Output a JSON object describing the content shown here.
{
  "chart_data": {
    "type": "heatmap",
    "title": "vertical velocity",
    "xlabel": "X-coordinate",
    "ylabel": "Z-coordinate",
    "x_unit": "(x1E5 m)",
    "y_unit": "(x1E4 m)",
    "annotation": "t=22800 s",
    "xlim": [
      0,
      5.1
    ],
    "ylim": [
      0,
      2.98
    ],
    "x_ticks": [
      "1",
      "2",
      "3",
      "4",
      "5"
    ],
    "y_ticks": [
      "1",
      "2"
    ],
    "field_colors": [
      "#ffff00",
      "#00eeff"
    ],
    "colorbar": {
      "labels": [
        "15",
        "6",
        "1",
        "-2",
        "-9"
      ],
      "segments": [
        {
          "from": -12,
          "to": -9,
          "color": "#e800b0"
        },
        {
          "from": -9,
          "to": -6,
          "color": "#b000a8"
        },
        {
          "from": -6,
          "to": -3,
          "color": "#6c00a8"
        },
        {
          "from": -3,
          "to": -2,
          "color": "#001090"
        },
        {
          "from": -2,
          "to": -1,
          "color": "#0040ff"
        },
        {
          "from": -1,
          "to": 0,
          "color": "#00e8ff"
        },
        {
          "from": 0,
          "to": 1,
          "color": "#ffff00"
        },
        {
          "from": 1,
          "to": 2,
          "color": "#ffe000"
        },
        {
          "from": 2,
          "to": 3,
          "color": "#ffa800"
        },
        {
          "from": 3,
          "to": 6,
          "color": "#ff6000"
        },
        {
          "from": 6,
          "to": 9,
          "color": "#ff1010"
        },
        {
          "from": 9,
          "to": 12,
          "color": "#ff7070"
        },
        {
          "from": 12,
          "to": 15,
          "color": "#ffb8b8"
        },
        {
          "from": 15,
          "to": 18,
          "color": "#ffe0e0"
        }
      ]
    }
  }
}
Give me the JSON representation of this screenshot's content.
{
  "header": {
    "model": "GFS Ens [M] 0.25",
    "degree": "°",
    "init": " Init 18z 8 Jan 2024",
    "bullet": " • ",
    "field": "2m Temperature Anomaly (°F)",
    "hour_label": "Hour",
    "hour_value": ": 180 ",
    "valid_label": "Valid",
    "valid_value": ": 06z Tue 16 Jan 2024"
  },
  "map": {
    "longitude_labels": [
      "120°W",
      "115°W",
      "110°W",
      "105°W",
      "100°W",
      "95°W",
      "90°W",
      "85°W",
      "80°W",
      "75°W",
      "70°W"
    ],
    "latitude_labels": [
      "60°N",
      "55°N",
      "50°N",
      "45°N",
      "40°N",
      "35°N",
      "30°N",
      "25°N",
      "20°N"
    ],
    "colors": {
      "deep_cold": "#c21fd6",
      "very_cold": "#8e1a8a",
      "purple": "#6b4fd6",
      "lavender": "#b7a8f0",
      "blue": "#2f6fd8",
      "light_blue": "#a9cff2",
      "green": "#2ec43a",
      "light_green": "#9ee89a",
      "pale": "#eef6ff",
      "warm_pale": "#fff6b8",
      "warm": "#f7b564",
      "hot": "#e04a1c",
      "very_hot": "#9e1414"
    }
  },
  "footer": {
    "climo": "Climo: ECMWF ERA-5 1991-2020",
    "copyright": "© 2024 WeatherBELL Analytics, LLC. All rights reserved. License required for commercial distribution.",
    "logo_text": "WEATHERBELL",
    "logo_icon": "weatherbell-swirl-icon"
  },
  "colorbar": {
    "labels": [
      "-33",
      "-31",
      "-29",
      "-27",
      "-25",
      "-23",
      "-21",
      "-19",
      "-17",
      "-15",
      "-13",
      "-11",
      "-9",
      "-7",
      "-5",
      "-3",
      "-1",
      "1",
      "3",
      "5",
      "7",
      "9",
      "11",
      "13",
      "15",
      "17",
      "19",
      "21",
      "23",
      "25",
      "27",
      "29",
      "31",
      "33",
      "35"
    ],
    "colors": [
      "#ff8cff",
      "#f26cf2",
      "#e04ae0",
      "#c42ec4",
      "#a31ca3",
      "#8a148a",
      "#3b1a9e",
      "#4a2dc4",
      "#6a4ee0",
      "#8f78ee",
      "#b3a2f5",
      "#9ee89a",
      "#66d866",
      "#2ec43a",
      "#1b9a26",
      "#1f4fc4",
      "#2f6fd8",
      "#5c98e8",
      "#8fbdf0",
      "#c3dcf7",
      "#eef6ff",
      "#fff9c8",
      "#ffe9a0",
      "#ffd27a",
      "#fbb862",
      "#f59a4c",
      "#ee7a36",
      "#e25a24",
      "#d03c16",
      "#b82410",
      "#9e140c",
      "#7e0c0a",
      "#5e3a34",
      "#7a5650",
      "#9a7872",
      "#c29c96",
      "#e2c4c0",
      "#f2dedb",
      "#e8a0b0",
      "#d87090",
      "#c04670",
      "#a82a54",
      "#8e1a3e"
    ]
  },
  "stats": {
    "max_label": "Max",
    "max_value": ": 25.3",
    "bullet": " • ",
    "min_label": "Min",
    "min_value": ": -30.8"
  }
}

REQUIRED TASK >>
The answer is one number: how many lines of the material above contain "JSON".

CORRECT RESULT >>
2